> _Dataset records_
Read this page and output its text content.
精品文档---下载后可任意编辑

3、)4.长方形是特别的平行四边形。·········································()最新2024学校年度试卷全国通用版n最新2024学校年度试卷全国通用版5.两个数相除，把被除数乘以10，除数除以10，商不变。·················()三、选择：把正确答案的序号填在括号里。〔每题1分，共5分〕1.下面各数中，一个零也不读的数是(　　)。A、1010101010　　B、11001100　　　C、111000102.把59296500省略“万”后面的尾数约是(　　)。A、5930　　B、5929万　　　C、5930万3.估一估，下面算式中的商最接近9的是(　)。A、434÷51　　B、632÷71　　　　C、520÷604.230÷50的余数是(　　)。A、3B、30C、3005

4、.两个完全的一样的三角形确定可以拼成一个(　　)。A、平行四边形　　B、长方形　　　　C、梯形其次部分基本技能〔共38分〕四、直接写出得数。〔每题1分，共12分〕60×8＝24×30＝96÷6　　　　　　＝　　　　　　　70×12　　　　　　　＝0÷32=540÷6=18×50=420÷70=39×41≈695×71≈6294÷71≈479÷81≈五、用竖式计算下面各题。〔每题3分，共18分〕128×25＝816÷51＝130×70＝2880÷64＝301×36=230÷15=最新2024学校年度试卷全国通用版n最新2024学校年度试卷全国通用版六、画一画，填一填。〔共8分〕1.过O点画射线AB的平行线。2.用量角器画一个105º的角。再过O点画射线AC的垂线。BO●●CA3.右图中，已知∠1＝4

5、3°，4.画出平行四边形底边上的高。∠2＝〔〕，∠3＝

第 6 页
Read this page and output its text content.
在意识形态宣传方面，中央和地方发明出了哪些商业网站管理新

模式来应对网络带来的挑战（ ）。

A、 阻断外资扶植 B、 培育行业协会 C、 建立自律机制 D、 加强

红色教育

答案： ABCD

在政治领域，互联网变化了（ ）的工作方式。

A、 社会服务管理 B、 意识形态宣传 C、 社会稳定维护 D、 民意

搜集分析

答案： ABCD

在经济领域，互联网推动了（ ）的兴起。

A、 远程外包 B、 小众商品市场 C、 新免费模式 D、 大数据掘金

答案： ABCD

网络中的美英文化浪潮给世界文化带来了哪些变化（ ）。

> _Short exercise_
Transcribe the data above in full, exactly.

> _Answer to the exercise_
Read this page and output its text content.
精品文档---下载后可任意编辑

3、)4.长方形是特别的平行四边形。·········································()最新2024学校年度试卷全国通用版n最新2024学校年度试卷全国通用版5.两个数相除，把被除数乘以10，除数除以10，商不变。·················()三、选择：把正确答案的序号填在括号里。〔每题1分，共5分〕1.下面各数中，一个零也不读的数是(　　)。A、1010101010　　B、11001100　　　C、111000102.把59296500省略“万”后面的尾数约是(　　)。A、5930　　B、5929万　　　C、5930万3.估一估，下面算式中的商最接近9的是(　)。A、434÷51　　B、632÷71　　　　C、520÷604.230÷50的余数是(　　)。A、3B、30C、3005

4、.两个完全的一样的三角形确定可以拼成一个(　　)。A、平行四边形　　B、长方形　　　　C、梯形其次部分基本技能〔共38分〕四、直接写出得数。〔每题1分，共12分〕60×8＝24×30＝96÷6　　　　　　＝　　　　　　　70×12　　　　　　　＝0÷32=540÷6=18×50=420÷70=39×41≈695×71≈6294÷71≈479÷81≈五、用竖式计算下面各题。〔每题3分，共18分〕128×25＝816÷51＝130×70＝2880÷64＝301×36=230÷15=最新2024学校年度试卷全国通用版n最新2024学校年度试卷全国通用版六、画一画，填一填。〔共8分〕1.过O点画射线AB的平行线。2.用量角器画一个105º的角。再过O点画射线AC的垂线。BO●●CA3.右图中，已知∠1＝4

5、3°，4.画出平行四边形底边上的高。∠2＝〔〕，∠3＝

第 6 页
Read this page and output its text content.
在意识形态宣传方面，中央和地方发明出了哪些商业网站管理新

模式来应对网络带来的挑战（ ）。

A、 阻断外资扶植 B、 培育行业协会 C、 建立自律机制 D、 加强

红色教育

答案： ABCD

在政治领域，互联网变化了（ ）的工作方式。

A、 社会服务管理 B、 意识形态宣传 C、 社会稳定维护 D、 民意

搜集分析

答案： ABCD

在经济领域，互联网推动了（ ）的兴起。

A、 远程外包 B、 小众商品市场 C、 新免费模式 D、 大数据掘金

答案： ABCD

网络中的美英文化浪潮给世界文化带来了哪些变化（ ）。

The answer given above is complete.